─── Data entries ───
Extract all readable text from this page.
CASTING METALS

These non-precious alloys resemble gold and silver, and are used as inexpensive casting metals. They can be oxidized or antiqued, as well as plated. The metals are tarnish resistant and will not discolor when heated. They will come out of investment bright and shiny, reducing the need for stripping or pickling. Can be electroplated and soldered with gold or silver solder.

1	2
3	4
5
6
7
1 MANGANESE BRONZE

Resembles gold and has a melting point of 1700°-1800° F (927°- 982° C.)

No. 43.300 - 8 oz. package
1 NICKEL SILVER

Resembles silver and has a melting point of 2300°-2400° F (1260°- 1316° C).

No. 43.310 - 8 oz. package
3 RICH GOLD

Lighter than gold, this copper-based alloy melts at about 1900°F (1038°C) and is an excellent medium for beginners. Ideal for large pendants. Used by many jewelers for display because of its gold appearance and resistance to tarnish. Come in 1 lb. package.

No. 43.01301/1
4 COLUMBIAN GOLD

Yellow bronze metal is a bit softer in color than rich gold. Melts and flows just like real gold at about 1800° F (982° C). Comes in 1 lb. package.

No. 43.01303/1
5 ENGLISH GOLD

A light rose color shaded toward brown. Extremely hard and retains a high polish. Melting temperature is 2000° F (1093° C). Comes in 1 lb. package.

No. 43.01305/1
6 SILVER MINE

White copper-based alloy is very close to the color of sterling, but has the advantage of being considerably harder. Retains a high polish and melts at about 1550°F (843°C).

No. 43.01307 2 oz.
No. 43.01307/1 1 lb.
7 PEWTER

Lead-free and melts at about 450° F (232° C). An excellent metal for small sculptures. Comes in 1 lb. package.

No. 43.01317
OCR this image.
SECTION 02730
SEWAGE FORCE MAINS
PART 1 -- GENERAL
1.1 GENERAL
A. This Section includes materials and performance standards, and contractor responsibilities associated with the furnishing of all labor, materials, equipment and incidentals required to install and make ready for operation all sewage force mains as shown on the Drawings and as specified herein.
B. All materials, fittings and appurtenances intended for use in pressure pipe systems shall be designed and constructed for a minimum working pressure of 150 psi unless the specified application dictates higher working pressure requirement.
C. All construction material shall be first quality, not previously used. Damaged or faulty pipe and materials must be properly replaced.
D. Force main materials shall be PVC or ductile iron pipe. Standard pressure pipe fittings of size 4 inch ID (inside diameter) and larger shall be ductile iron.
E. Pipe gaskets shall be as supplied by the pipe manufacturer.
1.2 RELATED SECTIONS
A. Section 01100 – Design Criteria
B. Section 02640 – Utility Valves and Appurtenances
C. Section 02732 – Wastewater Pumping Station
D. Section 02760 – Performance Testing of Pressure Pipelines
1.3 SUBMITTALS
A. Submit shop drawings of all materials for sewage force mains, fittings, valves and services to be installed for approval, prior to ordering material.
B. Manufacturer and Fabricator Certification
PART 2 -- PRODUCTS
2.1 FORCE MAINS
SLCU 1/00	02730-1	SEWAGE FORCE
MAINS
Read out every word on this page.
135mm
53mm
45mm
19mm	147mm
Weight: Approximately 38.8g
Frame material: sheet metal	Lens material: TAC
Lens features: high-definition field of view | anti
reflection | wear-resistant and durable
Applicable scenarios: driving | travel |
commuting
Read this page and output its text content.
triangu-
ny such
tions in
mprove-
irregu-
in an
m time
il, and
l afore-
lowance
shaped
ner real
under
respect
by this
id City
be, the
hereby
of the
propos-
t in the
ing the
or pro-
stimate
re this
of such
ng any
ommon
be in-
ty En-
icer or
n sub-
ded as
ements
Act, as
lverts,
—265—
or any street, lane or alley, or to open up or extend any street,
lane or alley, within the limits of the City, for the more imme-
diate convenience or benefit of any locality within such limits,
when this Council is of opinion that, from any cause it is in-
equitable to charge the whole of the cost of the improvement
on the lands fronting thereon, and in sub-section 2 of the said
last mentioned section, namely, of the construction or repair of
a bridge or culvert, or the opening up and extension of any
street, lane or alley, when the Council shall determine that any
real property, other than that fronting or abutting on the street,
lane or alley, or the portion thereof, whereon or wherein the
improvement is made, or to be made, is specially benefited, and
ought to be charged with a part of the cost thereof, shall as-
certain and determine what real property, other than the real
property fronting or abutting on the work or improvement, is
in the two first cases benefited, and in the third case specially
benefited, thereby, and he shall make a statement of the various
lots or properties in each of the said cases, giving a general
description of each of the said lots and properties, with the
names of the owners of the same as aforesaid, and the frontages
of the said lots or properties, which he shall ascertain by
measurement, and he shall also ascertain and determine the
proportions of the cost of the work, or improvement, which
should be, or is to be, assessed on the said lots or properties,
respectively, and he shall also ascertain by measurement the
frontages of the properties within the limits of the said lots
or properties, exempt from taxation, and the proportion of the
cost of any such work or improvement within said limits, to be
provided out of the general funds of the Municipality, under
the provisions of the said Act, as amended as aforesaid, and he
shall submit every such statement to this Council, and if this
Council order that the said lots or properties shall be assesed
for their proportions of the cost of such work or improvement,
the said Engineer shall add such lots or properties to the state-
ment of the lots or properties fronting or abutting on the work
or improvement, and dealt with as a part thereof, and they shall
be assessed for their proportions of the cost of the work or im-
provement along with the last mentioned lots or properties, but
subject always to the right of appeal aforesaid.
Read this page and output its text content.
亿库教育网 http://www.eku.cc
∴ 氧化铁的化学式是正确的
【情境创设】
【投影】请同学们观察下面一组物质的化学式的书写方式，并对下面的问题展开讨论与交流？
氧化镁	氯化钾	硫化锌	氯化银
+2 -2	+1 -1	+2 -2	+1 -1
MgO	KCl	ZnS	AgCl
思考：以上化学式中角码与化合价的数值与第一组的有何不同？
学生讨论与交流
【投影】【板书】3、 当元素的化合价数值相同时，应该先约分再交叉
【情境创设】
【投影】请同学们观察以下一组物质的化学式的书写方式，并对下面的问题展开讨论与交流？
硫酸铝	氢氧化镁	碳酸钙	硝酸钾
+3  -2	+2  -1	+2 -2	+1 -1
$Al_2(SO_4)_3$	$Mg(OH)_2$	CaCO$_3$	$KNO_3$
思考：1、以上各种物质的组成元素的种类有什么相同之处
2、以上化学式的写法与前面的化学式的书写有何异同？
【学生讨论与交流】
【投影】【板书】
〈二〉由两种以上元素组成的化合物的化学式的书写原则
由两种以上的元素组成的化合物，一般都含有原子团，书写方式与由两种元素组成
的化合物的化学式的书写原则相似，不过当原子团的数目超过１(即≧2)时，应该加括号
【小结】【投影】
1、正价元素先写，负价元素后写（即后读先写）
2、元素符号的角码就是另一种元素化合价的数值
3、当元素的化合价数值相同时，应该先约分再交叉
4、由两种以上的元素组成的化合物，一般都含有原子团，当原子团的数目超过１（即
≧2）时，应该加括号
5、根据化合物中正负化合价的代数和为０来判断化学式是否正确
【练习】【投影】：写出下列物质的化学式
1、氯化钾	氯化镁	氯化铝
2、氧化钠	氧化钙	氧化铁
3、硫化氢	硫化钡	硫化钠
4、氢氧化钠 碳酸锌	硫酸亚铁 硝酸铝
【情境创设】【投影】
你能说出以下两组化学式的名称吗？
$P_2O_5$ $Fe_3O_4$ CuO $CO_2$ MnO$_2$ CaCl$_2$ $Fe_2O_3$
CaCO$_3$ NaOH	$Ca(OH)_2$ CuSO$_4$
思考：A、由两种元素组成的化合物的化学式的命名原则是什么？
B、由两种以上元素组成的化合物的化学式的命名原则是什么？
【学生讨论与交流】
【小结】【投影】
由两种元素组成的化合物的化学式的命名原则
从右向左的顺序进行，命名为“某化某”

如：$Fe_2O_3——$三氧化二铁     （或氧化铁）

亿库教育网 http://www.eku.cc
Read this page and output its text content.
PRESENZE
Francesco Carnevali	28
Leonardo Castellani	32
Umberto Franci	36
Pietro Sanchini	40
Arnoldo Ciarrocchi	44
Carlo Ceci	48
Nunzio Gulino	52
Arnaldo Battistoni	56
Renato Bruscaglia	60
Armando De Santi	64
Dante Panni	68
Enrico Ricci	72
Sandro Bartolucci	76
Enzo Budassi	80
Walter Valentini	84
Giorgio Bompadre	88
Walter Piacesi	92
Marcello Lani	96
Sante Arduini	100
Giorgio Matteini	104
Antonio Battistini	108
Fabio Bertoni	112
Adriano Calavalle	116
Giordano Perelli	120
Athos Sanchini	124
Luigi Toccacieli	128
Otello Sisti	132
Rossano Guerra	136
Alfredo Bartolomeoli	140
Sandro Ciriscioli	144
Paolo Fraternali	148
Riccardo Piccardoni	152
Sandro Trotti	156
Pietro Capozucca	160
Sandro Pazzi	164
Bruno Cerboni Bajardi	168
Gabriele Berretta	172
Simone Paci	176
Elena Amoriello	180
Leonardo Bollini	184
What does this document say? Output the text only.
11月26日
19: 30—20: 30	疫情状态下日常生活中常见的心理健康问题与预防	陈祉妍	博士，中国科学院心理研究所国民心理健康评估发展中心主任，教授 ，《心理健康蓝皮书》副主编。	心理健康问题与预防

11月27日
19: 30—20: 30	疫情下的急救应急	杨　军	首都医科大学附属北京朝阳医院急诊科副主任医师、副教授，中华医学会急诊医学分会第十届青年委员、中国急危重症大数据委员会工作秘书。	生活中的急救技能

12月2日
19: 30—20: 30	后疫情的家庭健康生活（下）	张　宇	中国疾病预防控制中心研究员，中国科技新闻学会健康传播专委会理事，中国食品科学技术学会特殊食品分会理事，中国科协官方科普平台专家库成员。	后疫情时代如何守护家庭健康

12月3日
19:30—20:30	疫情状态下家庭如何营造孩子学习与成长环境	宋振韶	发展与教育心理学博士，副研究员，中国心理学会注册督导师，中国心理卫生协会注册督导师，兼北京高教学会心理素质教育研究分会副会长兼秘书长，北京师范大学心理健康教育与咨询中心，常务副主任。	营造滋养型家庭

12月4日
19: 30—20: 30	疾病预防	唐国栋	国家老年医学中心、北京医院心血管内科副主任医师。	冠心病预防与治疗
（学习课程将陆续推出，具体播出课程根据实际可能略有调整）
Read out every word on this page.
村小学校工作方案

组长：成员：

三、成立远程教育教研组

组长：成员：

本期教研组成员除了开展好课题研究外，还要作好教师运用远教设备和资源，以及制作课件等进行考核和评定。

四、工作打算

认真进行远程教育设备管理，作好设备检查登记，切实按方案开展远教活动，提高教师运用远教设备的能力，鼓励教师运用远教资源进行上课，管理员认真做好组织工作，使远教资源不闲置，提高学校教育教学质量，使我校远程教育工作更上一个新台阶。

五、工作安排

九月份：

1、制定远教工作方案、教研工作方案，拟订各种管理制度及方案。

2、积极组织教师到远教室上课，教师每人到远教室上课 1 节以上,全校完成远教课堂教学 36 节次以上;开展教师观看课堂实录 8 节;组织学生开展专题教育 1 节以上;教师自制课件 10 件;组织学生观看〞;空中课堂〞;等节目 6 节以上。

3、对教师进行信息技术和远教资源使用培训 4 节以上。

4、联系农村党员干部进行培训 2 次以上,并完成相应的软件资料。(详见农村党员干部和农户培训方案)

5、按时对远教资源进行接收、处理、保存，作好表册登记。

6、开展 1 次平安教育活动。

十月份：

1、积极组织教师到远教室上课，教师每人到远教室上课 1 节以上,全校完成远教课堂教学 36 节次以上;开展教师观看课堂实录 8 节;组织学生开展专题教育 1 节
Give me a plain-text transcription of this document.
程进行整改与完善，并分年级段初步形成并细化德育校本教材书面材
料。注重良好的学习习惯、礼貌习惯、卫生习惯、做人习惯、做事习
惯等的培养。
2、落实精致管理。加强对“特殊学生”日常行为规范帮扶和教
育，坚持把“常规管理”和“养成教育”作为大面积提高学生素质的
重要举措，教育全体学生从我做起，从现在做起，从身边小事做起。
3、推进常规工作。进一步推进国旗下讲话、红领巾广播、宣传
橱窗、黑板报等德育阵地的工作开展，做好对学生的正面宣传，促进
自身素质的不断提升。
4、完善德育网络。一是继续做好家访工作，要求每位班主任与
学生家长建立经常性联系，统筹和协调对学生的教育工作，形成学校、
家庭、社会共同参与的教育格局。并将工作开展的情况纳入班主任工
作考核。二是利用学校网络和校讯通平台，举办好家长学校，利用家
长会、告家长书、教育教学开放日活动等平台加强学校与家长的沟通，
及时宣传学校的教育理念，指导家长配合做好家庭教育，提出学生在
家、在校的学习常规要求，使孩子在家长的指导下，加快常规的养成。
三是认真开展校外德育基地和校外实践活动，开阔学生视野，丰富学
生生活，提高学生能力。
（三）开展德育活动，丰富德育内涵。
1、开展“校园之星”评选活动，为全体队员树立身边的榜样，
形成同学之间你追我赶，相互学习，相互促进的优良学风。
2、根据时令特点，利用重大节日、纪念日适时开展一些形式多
───
[Directive] In the material above, show every line where the word "real" turns up.

[Response to the exercise]
Yellow bronze metal is a bit softer in color than rich gold. Melts and flows just like real gold at about 1800° F (982° C). Comes in 1 lb. package.
ner real
real property, other than that fronting or abutting on the street,
certain and determine what real property, other than the real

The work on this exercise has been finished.